» What to work on:
Recast each line of the records below as an item in a numbered list, omitting any blank lines.

» Dataset:
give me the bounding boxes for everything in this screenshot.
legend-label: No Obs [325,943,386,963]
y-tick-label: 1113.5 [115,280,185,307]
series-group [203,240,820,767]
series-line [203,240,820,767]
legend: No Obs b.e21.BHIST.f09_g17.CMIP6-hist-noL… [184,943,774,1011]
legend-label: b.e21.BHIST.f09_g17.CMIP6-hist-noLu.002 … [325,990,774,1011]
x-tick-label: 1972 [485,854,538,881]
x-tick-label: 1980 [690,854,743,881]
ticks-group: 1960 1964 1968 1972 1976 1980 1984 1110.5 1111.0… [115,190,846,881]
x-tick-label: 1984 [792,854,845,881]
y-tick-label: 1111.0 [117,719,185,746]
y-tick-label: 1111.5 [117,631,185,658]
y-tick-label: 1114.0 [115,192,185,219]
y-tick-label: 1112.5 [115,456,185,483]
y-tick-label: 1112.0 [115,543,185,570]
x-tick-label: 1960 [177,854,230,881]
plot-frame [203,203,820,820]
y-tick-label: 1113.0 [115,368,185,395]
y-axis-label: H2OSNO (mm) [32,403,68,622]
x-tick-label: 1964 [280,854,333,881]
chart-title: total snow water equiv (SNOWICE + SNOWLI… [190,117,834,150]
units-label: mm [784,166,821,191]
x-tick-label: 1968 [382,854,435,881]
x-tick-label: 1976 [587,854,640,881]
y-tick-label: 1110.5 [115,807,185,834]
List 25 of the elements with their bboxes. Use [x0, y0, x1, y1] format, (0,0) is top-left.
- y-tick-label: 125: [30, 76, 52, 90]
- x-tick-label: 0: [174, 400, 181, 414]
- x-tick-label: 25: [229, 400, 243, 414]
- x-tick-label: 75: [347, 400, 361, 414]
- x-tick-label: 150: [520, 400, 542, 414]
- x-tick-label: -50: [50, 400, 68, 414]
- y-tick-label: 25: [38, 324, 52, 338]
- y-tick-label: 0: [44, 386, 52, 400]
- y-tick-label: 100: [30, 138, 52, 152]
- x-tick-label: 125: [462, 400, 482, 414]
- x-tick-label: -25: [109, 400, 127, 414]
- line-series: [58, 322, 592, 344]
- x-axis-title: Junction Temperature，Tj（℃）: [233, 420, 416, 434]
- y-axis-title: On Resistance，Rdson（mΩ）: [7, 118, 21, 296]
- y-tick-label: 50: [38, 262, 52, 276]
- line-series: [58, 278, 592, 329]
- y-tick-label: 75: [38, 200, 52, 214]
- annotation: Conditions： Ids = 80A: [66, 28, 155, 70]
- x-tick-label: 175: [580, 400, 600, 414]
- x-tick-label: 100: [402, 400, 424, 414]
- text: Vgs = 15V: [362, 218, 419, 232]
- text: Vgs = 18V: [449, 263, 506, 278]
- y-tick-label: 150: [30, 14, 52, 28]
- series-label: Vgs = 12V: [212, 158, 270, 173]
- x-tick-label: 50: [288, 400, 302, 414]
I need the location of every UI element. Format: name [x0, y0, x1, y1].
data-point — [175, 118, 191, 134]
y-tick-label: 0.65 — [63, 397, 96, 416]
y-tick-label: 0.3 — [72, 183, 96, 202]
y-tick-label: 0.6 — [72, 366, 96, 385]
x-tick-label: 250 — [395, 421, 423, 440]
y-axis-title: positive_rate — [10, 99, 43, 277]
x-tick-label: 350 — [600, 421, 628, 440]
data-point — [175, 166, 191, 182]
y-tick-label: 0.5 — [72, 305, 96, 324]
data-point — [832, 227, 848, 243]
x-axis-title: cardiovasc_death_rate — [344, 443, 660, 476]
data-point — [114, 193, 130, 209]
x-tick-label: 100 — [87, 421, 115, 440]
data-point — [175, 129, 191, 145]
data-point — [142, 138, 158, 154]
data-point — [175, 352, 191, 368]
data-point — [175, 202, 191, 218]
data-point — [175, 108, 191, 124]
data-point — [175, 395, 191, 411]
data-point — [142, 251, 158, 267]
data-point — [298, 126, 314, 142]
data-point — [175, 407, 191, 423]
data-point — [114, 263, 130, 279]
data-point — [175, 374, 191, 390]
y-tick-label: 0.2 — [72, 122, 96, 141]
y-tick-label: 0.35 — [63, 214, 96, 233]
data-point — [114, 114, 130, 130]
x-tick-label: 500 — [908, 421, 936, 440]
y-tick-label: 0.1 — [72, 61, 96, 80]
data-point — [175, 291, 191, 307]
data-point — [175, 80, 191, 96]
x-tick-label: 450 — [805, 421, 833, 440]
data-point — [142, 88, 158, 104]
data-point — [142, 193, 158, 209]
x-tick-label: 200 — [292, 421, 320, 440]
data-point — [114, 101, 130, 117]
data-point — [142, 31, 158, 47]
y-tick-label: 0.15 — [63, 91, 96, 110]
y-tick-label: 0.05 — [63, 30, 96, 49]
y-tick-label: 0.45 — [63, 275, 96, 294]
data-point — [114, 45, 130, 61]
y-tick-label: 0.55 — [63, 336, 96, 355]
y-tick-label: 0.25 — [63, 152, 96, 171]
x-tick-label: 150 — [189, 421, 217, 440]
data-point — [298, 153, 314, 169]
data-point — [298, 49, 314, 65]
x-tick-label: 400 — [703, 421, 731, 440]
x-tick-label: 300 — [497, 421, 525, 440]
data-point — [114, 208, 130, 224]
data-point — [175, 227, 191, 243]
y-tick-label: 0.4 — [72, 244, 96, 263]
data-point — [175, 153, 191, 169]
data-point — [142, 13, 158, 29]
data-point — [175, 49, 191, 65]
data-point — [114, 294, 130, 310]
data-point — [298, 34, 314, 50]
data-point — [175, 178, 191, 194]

» Answer to the problem:
1. give me the bounding boxes for everything in this screenshot.
2. legend-label: No Obs [325,943,386,963]
3. y-tick-label: 1113.5 [115,280,185,307]
4. series-group [203,240,820,767]
5. series-line [203,240,820,767]
6. legend: No Obs b.e21.BHIST.f09_g17.CMIP6-hist-noL… [184,943,774,1011]
7. legend-label: b.e21.BHIST.f09_g17.CMIP6-hist-noLu.002 … [325,990,774,1011]
8. x-tick-label: 1972 [485,854,538,881]
9. x-tick-label: 1980 [690,854,743,881]
10. ticks-group: 1960 1964 1968 1972 1976 1980 1984 1110.5 1111.0… [115,190,846,881]
11. x-tick-label: 1984 [792,854,845,881]
12. y-tick-label: 1111.0 [117,719,185,746]
13. y-tick-label: 1111.5 [117,631,185,658]
14. y-tick-label: 1114.0 [115,192,185,219]
15. y-tick-label: 1112.5 [115,456,185,483]
16. y-tick-label: 1112.0 [115,543,185,570]
17. x-tick-label: 1960 [177,854,230,881]
18. plot-frame [203,203,820,820]
19. y-tick-label: 1113.0 [115,368,185,395]
20. y-axis-label: H2OSNO (mm) [32,403,68,622]
21. x-tick-label: 1964 [280,854,333,881]
22. chart-title: total snow water equiv (SNOWICE + SNOWLI… [190,117,834,150]
23. units-label: mm [784,166,821,191]
24. x-tick-label: 1968 [382,854,435,881]
25. x-tick-label: 1976 [587,854,640,881]
26. y-tick-label: 1110.5 [115,807,185,834]
27. List 25 of the elements with their bboxes. Use [x0, y0, x1, y1] format, (0,0) is top-left.
28. - y-tick-label: 125: [30, 76, 52, 90]
29. - x-tick-label: 0: [174, 400, 181, 414]
30. - x-tick-label: 25: [229, 400, 243, 414]
31. - x-tick-label: 75: [347, 400, 361, 414]
32. - x-tick-label: 150: [520, 400, 542, 414]
33. - x-tick-label: -50: [50, 400, 68, 414]
34. - y-tick-label: 25: [38, 324, 52, 338]
35. - y-tick-label: 0: [44, 386, 52, 400]
36. - y-tick-label: 100: [30, 138, 52, 152]
37. - x-tick-label: 125: [462, 400, 482, 414]
38. - x-tick-label: -25: [109, 400, 127, 414]
39. - line-series: [58, 322, 592, 344]
40. - x-axis-title: Junction Temperature，Tj（℃）: [233, 420, 416, 434]
41. - y-axis-title: On Resistance，Rdson（mΩ）: [7, 118, 21, 296]
42. - y-tick-label: 50: [38, 262, 52, 276]
43. - line-series: [58, 278, 592, 329]
44. - y-tick-label: 75: [38, 200, 52, 214]
45. - annotation: Conditions： Ids = 80A: [66, 28, 155, 70]
46. - x-tick-label: 175: [580, 400, 600, 414]
47. - x-tick-label: 100: [402, 400, 424, 414]
48. - text: Vgs = 15V: [362, 218, 419, 232]
49. - text: Vgs = 18V: [449, 263, 506, 278]
50. - y-tick-label: 150: [30, 14, 52, 28]
51. - series-label: Vgs = 12V: [212, 158, 270, 173]
52. - x-tick-label: 50: [288, 400, 302, 414]
53. I need the location of every UI element. Format: name [x0, y0, x1, y1].
54. data-point — [175, 118, 191, 134]
55. y-tick-label: 0.65 — [63, 397, 96, 416]
56. y-tick-label: 0.3 — [72, 183, 96, 202]
57. y-tick-label: 0.6 — [72, 366, 96, 385]
58. x-tick-label: 250 — [395, 421, 423, 440]
59. y-axis-title: positive_rate — [10, 99, 43, 277]
60. x-tick-label: 350 — [600, 421, 628, 440]
61. data-point — [175, 166, 191, 182]
62. y-tick-label: 0.5 — [72, 305, 96, 324]
63. data-point — [832, 227, 848, 243]
64. x-axis-title: cardiovasc_death_rate — [344, 443, 660, 476]
65. data-point — [114, 193, 130, 209]
66. x-tick-label: 100 — [87, 421, 115, 440]
67. data-point — [175, 129, 191, 145]
68. data-point — [142, 138, 158, 154]
69. data-point — [175, 352, 191, 368]
70. data-point — [175, 202, 191, 218]
71. data-point — [175, 108, 191, 124]
72. data-point — [175, 395, 191, 411]
73. data-point — [142, 251, 158, 267]
74. data-point — [298, 126, 314, 142]
75. data-point — [175, 407, 191, 423]
76. data-point — [114, 263, 130, 279]
77. data-point — [175, 374, 191, 390]
78. y-tick-label: 0.2 — [72, 122, 96, 141]
79. y-tick-label: 0.35 — [63, 214, 96, 233]
80. data-point — [114, 114, 130, 130]
81. x-tick-label: 500 — [908, 421, 936, 440]
82. y-tick-label: 0.1 — [72, 61, 96, 80]
83. data-point — [175, 291, 191, 307]
84. data-point — [175, 80, 191, 96]
85. x-tick-label: 450 — [805, 421, 833, 440]
86. data-point — [142, 88, 158, 104]
87. data-point — [142, 193, 158, 209]
88. x-tick-label: 200 — [292, 421, 320, 440]
89. data-point — [114, 101, 130, 117]
90. data-point — [142, 31, 158, 47]
91. y-tick-label: 0.15 — [63, 91, 96, 110]
92. y-tick-label: 0.05 — [63, 30, 96, 49]
93. y-tick-label: 0.45 — [63, 275, 96, 294]
94. data-point — [114, 45, 130, 61]
95. y-tick-label: 0.55 — [63, 336, 96, 355]
96. y-tick-label: 0.25 — [63, 152, 96, 171]
97. x-tick-label: 150 — [189, 421, 217, 440]
98. data-point — [298, 153, 314, 169]
99. data-point — [298, 49, 314, 65]
100. x-tick-label: 400 — [703, 421, 731, 440]
101. x-tick-label: 300 — [497, 421, 525, 440]
102. data-point — [114, 208, 130, 224]
103. data-point — [175, 227, 191, 243]
104. y-tick-label: 0.4 — [72, 244, 96, 263]
105. data-point — [175, 153, 191, 169]
106. data-point — [142, 13, 158, 29]
107. data-point — [175, 49, 191, 65]
108. data-point — [114, 294, 130, 310]
109. data-point — [298, 34, 314, 50]
110. data-point — [175, 178, 191, 194]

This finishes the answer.